[Data entries]
━━━━━━━━━━━━━━━━━━━━━━━━━━━━━━

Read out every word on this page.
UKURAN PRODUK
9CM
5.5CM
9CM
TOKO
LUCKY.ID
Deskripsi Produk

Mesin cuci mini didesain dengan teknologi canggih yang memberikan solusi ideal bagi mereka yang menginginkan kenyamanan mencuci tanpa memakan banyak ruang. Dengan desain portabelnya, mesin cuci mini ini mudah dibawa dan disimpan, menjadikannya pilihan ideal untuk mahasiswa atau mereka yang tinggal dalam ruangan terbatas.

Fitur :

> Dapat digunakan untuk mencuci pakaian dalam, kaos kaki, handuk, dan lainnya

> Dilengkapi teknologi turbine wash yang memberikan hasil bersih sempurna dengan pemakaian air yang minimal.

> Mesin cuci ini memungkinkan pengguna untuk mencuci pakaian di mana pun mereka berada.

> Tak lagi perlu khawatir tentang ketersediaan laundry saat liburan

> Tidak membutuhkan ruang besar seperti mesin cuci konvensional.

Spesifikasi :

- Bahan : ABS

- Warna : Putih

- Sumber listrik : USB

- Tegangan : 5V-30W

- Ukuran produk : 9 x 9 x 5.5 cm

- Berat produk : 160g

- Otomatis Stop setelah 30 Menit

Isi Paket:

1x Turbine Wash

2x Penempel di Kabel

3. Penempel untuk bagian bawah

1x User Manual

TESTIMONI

━━━━━━━━━━━━━━━━━━━━━━━━━━━━━━

* TASK:
Copy all data exactly, start to finish.

* ANSWER IN FULL:
Read out every word on this page.
UKURAN PRODUK
9CM
5.5CM
9CM
TOKO
LUCKY.ID
Deskripsi Produk

Mesin cuci mini didesain dengan teknologi canggih yang memberikan solusi ideal bagi mereka yang menginginkan kenyamanan mencuci tanpa memakan banyak ruang. Dengan desain portabelnya, mesin cuci mini ini mudah dibawa dan disimpan, menjadikannya pilihan ideal untuk mahasiswa atau mereka yang tinggal dalam ruangan terbatas.

Fitur :

> Dapat digunakan untuk mencuci pakaian dalam, kaos kaki, handuk, dan lainnya

> Dilengkapi teknologi turbine wash yang memberikan hasil bersih sempurna dengan pemakaian air yang minimal.

> Mesin cuci ini memungkinkan pengguna untuk mencuci pakaian di mana pun mereka berada.

> Tak lagi perlu khawatir tentang ketersediaan laundry saat liburan

> Tidak membutuhkan ruang besar seperti mesin cuci konvensional.

Spesifikasi :

- Bahan : ABS

- Warna : Putih

- Sumber listrik : USB

- Tegangan : 5V-30W

- Ukuran produk : 9 x 9 x 5.5 cm

- Berat produk : 160g

- Otomatis Stop setelah 30 Menit

Isi Paket:

1x Turbine Wash

2x Penempel di Kabel

3. Penempel untuk bagian bawah

1x User Manual

TESTIMONI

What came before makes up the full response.